EXERCISE BRIEF: Return every line of the data below that includes the string "text".
────────
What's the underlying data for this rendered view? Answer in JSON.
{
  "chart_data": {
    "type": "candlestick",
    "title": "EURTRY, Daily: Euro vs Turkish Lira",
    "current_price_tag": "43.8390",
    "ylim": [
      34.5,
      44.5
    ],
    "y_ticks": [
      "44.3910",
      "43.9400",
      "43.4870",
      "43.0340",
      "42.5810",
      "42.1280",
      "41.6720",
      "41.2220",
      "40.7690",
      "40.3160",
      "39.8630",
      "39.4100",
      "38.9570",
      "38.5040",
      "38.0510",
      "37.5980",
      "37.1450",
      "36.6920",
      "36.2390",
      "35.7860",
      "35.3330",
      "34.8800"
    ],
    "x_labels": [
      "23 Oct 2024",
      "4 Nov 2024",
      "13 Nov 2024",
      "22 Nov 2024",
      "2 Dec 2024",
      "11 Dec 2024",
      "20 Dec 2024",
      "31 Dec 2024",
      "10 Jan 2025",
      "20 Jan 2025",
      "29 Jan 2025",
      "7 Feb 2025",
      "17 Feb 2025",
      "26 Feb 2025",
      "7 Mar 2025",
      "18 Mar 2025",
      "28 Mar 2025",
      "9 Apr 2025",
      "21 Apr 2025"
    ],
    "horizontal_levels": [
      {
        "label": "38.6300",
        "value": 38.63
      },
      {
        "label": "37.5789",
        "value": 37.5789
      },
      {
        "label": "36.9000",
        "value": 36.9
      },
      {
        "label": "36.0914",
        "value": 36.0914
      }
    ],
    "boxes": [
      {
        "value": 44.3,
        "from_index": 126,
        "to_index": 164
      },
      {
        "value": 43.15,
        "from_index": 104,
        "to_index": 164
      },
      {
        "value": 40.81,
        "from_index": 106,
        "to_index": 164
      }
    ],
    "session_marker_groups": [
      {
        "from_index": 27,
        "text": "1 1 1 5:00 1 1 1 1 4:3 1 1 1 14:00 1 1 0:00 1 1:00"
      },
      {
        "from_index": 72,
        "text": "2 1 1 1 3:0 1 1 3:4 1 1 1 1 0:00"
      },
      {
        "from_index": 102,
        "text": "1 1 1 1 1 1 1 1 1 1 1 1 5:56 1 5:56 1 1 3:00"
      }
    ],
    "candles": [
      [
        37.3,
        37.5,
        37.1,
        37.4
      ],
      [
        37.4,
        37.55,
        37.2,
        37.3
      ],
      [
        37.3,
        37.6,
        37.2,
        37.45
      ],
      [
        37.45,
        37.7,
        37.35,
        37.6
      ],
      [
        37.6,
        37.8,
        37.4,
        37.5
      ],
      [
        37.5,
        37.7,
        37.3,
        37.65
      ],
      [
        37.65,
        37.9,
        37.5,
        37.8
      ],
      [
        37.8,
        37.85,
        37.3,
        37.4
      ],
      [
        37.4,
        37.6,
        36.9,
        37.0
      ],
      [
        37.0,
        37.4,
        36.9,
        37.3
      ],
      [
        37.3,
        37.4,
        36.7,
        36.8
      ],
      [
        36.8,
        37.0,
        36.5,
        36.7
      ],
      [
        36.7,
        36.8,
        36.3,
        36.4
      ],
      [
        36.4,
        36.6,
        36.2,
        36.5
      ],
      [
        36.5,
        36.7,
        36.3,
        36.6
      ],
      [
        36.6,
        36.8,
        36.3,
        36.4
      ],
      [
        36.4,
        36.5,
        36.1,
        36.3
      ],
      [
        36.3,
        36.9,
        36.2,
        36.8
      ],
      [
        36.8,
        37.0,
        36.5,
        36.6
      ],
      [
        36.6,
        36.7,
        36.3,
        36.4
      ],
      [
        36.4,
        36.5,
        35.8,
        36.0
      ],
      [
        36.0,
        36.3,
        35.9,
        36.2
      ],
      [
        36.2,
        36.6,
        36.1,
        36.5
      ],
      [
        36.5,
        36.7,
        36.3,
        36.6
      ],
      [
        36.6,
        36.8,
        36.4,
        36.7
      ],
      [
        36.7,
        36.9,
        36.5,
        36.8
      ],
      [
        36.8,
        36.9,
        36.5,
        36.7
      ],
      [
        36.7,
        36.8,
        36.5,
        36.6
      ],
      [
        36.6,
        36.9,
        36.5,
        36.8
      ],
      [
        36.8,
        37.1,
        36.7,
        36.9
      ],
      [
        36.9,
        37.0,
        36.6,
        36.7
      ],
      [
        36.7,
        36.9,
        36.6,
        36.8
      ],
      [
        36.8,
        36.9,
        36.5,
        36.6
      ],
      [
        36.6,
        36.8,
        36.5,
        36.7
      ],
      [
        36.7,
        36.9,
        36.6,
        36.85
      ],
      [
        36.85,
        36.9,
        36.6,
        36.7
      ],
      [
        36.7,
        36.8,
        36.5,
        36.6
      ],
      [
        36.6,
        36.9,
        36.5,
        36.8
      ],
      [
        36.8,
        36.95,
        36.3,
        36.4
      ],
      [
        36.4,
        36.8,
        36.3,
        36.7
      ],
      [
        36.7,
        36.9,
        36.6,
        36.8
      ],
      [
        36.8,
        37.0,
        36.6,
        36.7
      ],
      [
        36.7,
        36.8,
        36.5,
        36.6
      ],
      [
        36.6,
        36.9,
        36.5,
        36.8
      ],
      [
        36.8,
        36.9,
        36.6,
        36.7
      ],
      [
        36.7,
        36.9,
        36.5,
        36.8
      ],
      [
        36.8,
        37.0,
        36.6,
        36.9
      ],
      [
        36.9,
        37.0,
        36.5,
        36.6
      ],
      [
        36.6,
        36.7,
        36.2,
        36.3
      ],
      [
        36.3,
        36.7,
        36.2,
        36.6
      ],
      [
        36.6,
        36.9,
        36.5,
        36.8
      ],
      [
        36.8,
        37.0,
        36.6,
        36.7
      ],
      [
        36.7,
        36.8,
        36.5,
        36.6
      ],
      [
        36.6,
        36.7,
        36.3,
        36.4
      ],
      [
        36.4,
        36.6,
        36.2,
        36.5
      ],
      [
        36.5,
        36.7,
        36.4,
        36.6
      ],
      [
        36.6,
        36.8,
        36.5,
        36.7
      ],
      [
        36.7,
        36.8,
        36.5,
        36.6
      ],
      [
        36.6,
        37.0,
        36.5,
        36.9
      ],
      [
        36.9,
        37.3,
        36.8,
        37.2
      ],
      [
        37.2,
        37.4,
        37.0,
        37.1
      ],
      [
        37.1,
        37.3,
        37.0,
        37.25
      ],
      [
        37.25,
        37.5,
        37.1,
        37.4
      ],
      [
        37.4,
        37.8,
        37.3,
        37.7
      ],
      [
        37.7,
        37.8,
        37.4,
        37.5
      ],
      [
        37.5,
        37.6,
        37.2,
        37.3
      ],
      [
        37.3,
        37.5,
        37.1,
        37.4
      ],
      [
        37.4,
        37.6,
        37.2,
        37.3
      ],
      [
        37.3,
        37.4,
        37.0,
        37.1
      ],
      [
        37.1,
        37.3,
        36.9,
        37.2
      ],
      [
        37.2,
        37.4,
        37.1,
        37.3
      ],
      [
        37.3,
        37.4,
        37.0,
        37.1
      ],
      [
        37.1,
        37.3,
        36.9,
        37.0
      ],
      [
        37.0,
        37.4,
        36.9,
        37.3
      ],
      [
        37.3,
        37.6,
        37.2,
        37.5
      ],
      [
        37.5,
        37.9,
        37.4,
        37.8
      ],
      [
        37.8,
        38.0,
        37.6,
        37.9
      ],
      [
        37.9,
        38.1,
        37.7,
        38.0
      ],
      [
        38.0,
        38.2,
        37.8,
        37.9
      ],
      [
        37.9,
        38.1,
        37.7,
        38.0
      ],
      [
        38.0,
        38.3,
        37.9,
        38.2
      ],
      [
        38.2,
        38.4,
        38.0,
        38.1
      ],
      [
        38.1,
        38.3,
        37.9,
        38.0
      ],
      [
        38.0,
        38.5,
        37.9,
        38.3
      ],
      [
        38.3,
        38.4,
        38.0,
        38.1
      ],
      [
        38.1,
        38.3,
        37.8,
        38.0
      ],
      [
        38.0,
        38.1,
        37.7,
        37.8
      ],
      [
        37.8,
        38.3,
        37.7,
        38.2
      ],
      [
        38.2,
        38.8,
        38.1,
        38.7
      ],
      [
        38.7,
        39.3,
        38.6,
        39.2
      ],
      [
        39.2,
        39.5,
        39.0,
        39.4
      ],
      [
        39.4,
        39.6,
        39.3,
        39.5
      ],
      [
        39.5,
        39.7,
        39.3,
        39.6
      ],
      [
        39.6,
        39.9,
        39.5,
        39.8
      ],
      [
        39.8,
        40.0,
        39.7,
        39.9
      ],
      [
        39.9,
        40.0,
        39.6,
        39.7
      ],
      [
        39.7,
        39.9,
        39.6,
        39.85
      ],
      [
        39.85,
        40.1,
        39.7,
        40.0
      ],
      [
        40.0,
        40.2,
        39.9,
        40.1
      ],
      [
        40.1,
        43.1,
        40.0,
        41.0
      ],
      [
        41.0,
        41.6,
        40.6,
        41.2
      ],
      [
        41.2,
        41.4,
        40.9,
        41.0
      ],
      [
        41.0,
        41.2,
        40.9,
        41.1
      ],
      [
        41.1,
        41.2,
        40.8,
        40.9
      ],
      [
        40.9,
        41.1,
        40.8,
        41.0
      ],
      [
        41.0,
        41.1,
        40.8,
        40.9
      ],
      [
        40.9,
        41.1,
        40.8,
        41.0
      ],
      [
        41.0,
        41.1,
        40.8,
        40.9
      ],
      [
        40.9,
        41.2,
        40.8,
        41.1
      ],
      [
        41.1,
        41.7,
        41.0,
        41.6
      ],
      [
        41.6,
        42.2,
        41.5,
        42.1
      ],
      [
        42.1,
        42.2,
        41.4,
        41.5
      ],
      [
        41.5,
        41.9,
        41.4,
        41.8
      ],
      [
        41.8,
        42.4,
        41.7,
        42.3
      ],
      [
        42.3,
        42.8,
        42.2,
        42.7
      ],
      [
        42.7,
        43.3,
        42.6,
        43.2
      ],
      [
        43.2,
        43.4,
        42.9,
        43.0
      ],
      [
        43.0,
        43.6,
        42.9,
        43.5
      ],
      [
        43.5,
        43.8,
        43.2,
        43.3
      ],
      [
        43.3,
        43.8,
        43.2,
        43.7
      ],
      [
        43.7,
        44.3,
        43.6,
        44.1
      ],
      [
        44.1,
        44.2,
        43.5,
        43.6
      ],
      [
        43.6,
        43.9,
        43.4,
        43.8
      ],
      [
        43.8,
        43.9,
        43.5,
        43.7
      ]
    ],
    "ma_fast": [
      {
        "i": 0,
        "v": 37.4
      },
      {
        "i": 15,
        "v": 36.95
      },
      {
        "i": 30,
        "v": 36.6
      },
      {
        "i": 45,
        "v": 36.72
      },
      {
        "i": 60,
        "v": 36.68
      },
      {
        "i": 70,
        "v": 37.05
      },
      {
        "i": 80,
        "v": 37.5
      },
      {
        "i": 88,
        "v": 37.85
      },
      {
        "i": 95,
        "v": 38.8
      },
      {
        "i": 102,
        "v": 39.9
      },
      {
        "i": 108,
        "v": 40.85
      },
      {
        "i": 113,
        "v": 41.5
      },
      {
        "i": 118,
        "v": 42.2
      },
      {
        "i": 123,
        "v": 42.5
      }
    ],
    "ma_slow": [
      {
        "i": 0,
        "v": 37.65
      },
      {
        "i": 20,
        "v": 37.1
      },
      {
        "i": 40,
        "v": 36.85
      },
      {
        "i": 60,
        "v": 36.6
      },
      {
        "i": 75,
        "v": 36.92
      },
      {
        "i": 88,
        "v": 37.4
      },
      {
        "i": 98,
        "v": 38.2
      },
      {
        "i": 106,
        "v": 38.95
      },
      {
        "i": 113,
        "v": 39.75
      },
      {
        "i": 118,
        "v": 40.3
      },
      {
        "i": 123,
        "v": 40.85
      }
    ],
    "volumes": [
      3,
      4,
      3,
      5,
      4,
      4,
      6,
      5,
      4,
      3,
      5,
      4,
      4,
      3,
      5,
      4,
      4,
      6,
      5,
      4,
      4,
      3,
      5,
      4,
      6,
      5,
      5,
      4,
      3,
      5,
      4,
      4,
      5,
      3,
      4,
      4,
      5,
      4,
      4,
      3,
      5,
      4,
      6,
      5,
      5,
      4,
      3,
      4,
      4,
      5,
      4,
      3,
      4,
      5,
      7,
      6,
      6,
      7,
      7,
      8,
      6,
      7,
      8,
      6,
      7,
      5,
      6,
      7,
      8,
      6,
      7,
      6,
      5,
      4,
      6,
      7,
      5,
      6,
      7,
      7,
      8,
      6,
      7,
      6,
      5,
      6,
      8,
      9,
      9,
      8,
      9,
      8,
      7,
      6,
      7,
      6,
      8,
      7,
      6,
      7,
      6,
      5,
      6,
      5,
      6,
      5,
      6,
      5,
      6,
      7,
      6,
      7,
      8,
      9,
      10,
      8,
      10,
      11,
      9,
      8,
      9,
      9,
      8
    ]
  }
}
────────
SOLUTION TO THE EXERCISE:
        "text": "1 1 1 5:00 1 1 1 1 4:3 1 1 1 14:00 1 1 0:00 1 1:00"
        "text": "2 1 1 1 3:0 1 1 3:4 1 1 1 1 0:00"
        "text": "1 1 1 1 1 1 1 1 1 1 1 1 5:56 1 5:56 1 1 3:00"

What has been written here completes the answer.